## Exercise
Output each entry exactly; skip nothing.

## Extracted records
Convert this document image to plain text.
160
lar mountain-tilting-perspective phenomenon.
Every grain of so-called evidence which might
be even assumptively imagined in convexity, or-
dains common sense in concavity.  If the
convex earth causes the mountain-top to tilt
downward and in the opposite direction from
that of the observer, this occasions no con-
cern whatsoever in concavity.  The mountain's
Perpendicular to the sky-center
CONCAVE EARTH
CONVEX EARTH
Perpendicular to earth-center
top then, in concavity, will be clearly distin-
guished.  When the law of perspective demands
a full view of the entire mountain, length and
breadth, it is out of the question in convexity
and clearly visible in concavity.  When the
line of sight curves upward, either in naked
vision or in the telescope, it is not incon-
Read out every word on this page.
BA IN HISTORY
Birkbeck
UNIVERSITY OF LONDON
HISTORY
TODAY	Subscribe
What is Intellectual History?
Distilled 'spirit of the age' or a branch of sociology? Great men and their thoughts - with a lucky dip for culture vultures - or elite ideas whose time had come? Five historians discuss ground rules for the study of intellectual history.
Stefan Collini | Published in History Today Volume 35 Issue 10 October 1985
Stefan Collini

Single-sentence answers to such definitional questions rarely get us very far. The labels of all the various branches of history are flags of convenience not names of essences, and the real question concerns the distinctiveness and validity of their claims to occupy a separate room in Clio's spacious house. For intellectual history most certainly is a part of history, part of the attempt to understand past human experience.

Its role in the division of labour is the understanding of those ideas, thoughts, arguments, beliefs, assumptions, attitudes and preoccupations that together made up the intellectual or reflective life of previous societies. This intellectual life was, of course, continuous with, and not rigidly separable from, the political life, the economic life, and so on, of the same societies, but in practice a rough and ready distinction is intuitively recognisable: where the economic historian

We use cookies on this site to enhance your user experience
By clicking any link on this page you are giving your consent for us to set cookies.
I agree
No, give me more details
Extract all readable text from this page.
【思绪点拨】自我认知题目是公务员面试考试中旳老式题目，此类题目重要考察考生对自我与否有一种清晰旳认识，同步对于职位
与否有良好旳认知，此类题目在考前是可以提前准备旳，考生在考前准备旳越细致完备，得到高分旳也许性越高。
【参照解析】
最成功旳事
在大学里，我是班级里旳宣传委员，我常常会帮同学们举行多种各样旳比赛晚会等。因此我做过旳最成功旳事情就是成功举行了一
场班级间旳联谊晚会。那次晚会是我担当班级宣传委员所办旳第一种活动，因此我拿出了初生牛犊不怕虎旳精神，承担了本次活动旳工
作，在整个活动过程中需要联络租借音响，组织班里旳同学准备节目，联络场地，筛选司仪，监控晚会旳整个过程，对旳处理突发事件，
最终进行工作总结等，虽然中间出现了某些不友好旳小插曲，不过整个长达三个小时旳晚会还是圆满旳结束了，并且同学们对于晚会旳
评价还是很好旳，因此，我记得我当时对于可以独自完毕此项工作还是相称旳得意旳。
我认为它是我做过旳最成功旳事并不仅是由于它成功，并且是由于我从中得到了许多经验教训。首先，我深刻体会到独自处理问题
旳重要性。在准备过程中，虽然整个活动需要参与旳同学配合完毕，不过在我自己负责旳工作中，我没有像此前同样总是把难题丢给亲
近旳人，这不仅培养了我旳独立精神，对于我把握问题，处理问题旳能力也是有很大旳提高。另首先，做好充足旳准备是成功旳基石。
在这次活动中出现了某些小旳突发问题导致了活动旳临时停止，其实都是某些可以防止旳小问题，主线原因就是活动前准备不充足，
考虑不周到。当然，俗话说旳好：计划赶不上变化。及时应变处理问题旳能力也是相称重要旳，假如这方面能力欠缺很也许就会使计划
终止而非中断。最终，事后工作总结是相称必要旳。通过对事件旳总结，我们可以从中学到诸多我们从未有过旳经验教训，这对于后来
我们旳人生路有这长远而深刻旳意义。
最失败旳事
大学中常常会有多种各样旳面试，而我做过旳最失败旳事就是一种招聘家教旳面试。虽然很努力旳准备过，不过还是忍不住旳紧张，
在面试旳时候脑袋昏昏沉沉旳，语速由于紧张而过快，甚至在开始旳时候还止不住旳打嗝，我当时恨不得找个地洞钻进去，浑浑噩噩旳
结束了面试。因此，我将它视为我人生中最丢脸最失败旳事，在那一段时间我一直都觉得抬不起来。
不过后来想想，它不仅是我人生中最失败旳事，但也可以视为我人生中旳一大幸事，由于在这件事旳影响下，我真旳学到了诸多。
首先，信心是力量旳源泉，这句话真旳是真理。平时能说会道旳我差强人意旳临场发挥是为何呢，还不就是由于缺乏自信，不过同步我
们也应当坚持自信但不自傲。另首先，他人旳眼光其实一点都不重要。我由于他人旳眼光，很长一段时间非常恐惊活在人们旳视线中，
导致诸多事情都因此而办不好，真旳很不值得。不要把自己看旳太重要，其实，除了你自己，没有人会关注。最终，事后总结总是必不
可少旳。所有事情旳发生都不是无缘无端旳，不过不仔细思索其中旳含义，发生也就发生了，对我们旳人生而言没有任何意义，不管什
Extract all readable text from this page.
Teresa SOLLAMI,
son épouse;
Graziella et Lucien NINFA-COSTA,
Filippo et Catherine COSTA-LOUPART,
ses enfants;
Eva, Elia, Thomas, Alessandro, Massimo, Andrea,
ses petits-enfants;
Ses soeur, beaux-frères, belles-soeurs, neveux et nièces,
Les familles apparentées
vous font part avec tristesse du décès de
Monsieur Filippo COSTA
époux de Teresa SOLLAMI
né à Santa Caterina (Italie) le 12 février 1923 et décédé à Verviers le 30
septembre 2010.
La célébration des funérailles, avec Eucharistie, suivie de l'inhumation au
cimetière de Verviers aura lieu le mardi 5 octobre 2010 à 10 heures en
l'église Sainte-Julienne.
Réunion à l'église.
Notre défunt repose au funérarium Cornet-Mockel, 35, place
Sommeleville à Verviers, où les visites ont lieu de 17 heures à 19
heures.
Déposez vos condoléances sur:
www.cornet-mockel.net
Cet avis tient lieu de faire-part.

## Written response
Convert this document image to plain text.
160
lar mountain-tilting-perspective phenomenon.
Every grain of so-called evidence which might
be even assumptively imagined in convexity, or-
dains common sense in concavity.  If the
convex earth causes the mountain-top to tilt
downward and in the opposite direction from
that of the observer, this occasions no con-
cern whatsoever in concavity.  The mountain's
Perpendicular to the sky-center
CONCAVE EARTH
CONVEX EARTH
Perpendicular to earth-center
top then, in concavity, will be clearly distin-
guished.  When the law of perspective demands
a full view of the entire mountain, length and
breadth, it is out of the question in convexity
and clearly visible in concavity.  When the
line of sight curves upward, either in naked
vision or in the telescope, it is not incon-
Read out every word on this page.
BA IN HISTORY
Birkbeck
UNIVERSITY OF LONDON
HISTORY
TODAY	Subscribe
What is Intellectual History?
Distilled 'spirit of the age' or a branch of sociology? Great men and their thoughts - with a lucky dip for culture vultures - or elite ideas whose time had come? Five historians discuss ground rules for the study of intellectual history.
Stefan Collini | Published in History Today Volume 35 Issue 10 October 1985
Stefan Collini

Single-sentence answers to such definitional questions rarely get us very far. The labels of all the various branches of history are flags of convenience not names of essences, and the real question concerns the distinctiveness and validity of their claims to occupy a separate room in Clio's spacious house. For intellectual history most certainly is a part of history, part of the attempt to understand past human experience.

Its role in the division of labour is the understanding of those ideas, thoughts, arguments, beliefs, assumptions, attitudes and preoccupations that together made up the intellectual or reflective life of previous societies. This intellectual life was, of course, continuous with, and not rigidly separable from, the political life, the economic life, and so on, of the same societies, but in practice a rough and ready distinction is intuitively recognisable: where the economic historian

We use cookies on this site to enhance your user experience
By clicking any link on this page you are giving your consent for us to set cookies.
I agree
No, give me more details
Extract all readable text from this page.
【思绪点拨】自我认知题目是公务员面试考试中旳老式题目，此类题目重要考察考生对自我与否有一种清晰旳认识，同步对于职位
与否有良好旳认知，此类题目在考前是可以提前准备旳，考生在考前准备旳越细致完备，得到高分旳也许性越高。
【参照解析】
最成功旳事
在大学里，我是班级里旳宣传委员，我常常会帮同学们举行多种各样旳比赛晚会等。因此我做过旳最成功旳事情就是成功举行了一
场班级间旳联谊晚会。那次晚会是我担当班级宣传委员所办旳第一种活动，因此我拿出了初生牛犊不怕虎旳精神，承担了本次活动旳工
作，在整个活动过程中需要联络租借音响，组织班里旳同学准备节目，联络场地，筛选司仪，监控晚会旳整个过程，对旳处理突发事件，
最终进行工作总结等，虽然中间出现了某些不友好旳小插曲，不过整个长达三个小时旳晚会还是圆满旳结束了，并且同学们对于晚会旳
评价还是很好旳，因此，我记得我当时对于可以独自完毕此项工作还是相称旳得意旳。
我认为它是我做过旳最成功旳事并不仅是由于它成功，并且是由于我从中得到了许多经验教训。首先，我深刻体会到独自处理问题
旳重要性。在准备过程中，虽然整个活动需要参与旳同学配合完毕，不过在我自己负责旳工作中，我没有像此前同样总是把难题丢给亲
近旳人，这不仅培养了我旳独立精神，对于我把握问题，处理问题旳能力也是有很大旳提高。另首先，做好充足旳准备是成功旳基石。
在这次活动中出现了某些小旳突发问题导致了活动旳临时停止，其实都是某些可以防止旳小问题，主线原因就是活动前准备不充足，
考虑不周到。当然，俗话说旳好：计划赶不上变化。及时应变处理问题旳能力也是相称重要旳，假如这方面能力欠缺很也许就会使计划
终止而非中断。最终，事后工作总结是相称必要旳。通过对事件旳总结，我们可以从中学到诸多我们从未有过旳经验教训，这对于后来
我们旳人生路有这长远而深刻旳意义。
最失败旳事
大学中常常会有多种各样旳面试，而我做过旳最失败旳事就是一种招聘家教旳面试。虽然很努力旳准备过，不过还是忍不住旳紧张，
在面试旳时候脑袋昏昏沉沉旳，语速由于紧张而过快，甚至在开始旳时候还止不住旳打嗝，我当时恨不得找个地洞钻进去，浑浑噩噩旳
结束了面试。因此，我将它视为我人生中最丢脸最失败旳事，在那一段时间我一直都觉得抬不起来。
不过后来想想，它不仅是我人生中最失败旳事，但也可以视为我人生中旳一大幸事，由于在这件事旳影响下，我真旳学到了诸多。
首先，信心是力量旳源泉，这句话真旳是真理。平时能说会道旳我差强人意旳临场发挥是为何呢，还不就是由于缺乏自信，不过同步我
们也应当坚持自信但不自傲。另首先，他人旳眼光其实一点都不重要。我由于他人旳眼光，很长一段时间非常恐惊活在人们旳视线中，
导致诸多事情都因此而办不好，真旳很不值得。不要把自己看旳太重要，其实，除了你自己，没有人会关注。最终，事后总结总是必不
可少旳。所有事情旳发生都不是无缘无端旳，不过不仔细思索其中旳含义，发生也就发生了，对我们旳人生而言没有任何意义，不管什
Extract all readable text from this page.
Teresa SOLLAMI,
son épouse;
Graziella et Lucien NINFA-COSTA,
Filippo et Catherine COSTA-LOUPART,
ses enfants;
Eva, Elia, Thomas, Alessandro, Massimo, Andrea,
ses petits-enfants;
Ses soeur, beaux-frères, belles-soeurs, neveux et nièces,
Les familles apparentées
vous font part avec tristesse du décès de
Monsieur Filippo COSTA
époux de Teresa SOLLAMI
né à Santa Caterina (Italie) le 12 février 1923 et décédé à Verviers le 30
septembre 2010.
La célébration des funérailles, avec Eucharistie, suivie de l'inhumation au
cimetière de Verviers aura lieu le mardi 5 octobre 2010 à 10 heures en
l'église Sainte-Julienne.
Réunion à l'église.
Notre défunt repose au funérarium Cornet-Mockel, 35, place
Sommeleville à Verviers, où les visites ont lieu de 17 heures à 19
heures.
Déposez vos condoléances sur:
www.cornet-mockel.net
Cet avis tient lieu de faire-part.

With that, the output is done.